Find each line with the string "image" and copy it.

· · ·

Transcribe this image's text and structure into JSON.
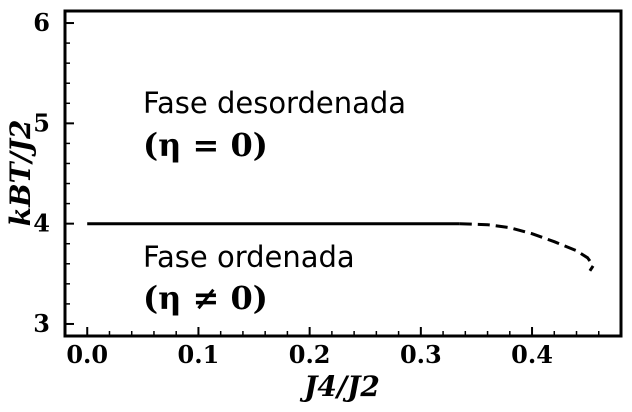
{
  "chart_data": {
    "type": "line",
    "xlabel": "J4/J2",
    "ylabel": "kBT/J2",
    "xlim": [
      -0.02,
      0.48
    ],
    "ylim": [
      2.88,
      6.12
    ],
    "xticks": [
      "0.0",
      "0.1",
      "0.2",
      "0.3",
      "0.4"
    ],
    "yticks": [
      "3",
      "4",
      "5",
      "6"
    ],
    "series": [
      {
        "style": "solid",
        "x": [
          0.0,
          0.335
        ],
        "y": [
          4.0,
          4.0
        ]
      },
      {
        "style": "dashed",
        "x": [
          0.335,
          0.36,
          0.38,
          0.4,
          0.42,
          0.44,
          0.45,
          0.455,
          0.452
        ],
        "y": [
          4.0,
          3.99,
          3.96,
          3.9,
          3.82,
          3.73,
          3.66,
          3.58,
          3.53
        ]
      }
    ],
    "annotations": {
      "disordered_label": "Fase desordenada",
      "disordered_eq": "(η = 0)",
      "ordered_label": "Fase ordenada",
      "ordered_eq": "(η ≠ 0)"
    },
    "grid": false
  }
}
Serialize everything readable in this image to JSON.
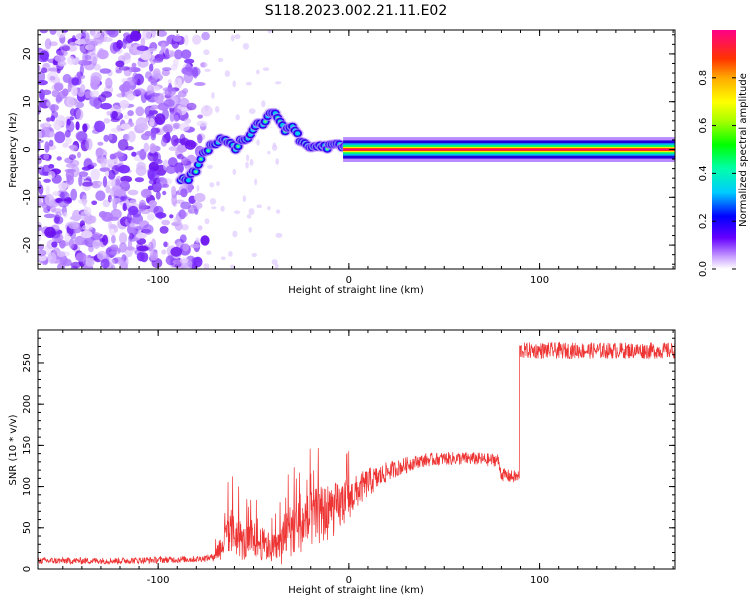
{
  "title": "S118.2023.002.21.11.E02",
  "chart_data": [
    {
      "type": "heatmap",
      "title": "",
      "xlabel": "Height of straight line (km)",
      "ylabel": "Frequency (Hz)",
      "xlim": [
        -163,
        171
      ],
      "ylim": [
        -25,
        25
      ],
      "xticks": [
        -100,
        0,
        100
      ],
      "yticks": [
        -20,
        -10,
        0,
        10,
        20
      ],
      "grid": false,
      "description_points": {
        "ridge_x": [
          -88,
          -84,
          -80,
          -76,
          -72,
          -68,
          -64,
          -60,
          -56,
          -52,
          -48,
          -44,
          -42,
          -40,
          -38,
          -36,
          -34,
          -32,
          -30,
          -28,
          -26,
          -24,
          -22,
          -20,
          -18,
          -16,
          -14,
          -12,
          -10,
          -8,
          -6,
          -4,
          -2,
          0,
          5,
          10,
          40,
          80,
          120,
          171
        ],
        "ridge_y": [
          -6,
          -6,
          -4,
          -1,
          1,
          2,
          2,
          0,
          2,
          3,
          5,
          6,
          7.5,
          8,
          7,
          6,
          4,
          4.5,
          5,
          4,
          2,
          1,
          1,
          0.5,
          1,
          0.5,
          0,
          0.5,
          1,
          0.5,
          1,
          0.7,
          0.5,
          0.3,
          0,
          0,
          0,
          0,
          0,
          0
        ]
      },
      "colorbar": {
        "label": "Normalized spectral amplitude",
        "range": [
          0,
          1
        ],
        "ticks": [
          "0.0",
          "0.2",
          "0.4",
          "0.6",
          "0.8"
        ]
      }
    },
    {
      "type": "line",
      "title": "",
      "xlabel": "Height of straight line (km)",
      "ylabel": "SNR (10 * v/v)",
      "xlim": [
        -163,
        171
      ],
      "ylim": [
        0,
        290
      ],
      "xticks": [
        -100,
        0,
        100
      ],
      "yticks": [
        0,
        50,
        100,
        150,
        200,
        250
      ],
      "grid": false,
      "color": "#ee3333",
      "series": [
        {
          "x": [
            -163,
            -140,
            -120,
            -100,
            -80,
            -72,
            -66,
            -62,
            -58,
            -55,
            -50,
            -45,
            -40,
            -35,
            -30,
            -25,
            -20,
            -15,
            -10,
            -5,
            0,
            5,
            10,
            15,
            20,
            25,
            30,
            35,
            40,
            45,
            50,
            55,
            60,
            65,
            70,
            75,
            78,
            80,
            85,
            89,
            90,
            95,
            100,
            120,
            140,
            160,
            171
          ],
          "y": [
            10,
            10,
            10,
            11,
            12,
            14,
            30,
            45,
            40,
            30,
            35,
            30,
            25,
            30,
            50,
            55,
            60,
            65,
            70,
            75,
            85,
            95,
            105,
            110,
            118,
            122,
            126,
            130,
            132,
            133,
            134,
            134,
            134,
            134,
            133,
            132,
            133,
            115,
            112,
            112,
            265,
            265,
            265,
            265,
            265,
            265,
            265
          ],
          "noise": [
            4,
            4,
            4,
            4,
            4,
            4,
            20,
            30,
            25,
            22,
            22,
            20,
            18,
            25,
            35,
            35,
            35,
            35,
            35,
            30,
            25,
            20,
            18,
            15,
            12,
            10,
            10,
            8,
            8,
            8,
            8,
            8,
            8,
            8,
            8,
            8,
            8,
            8,
            8,
            8,
            10,
            10,
            10,
            10,
            10,
            10,
            10
          ]
        }
      ]
    }
  ]
}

· · ·

▶ **RESPONSE BELOW**
Transcribe this image's text and structure into JSON.
Serialize everything readable in this image to JSON.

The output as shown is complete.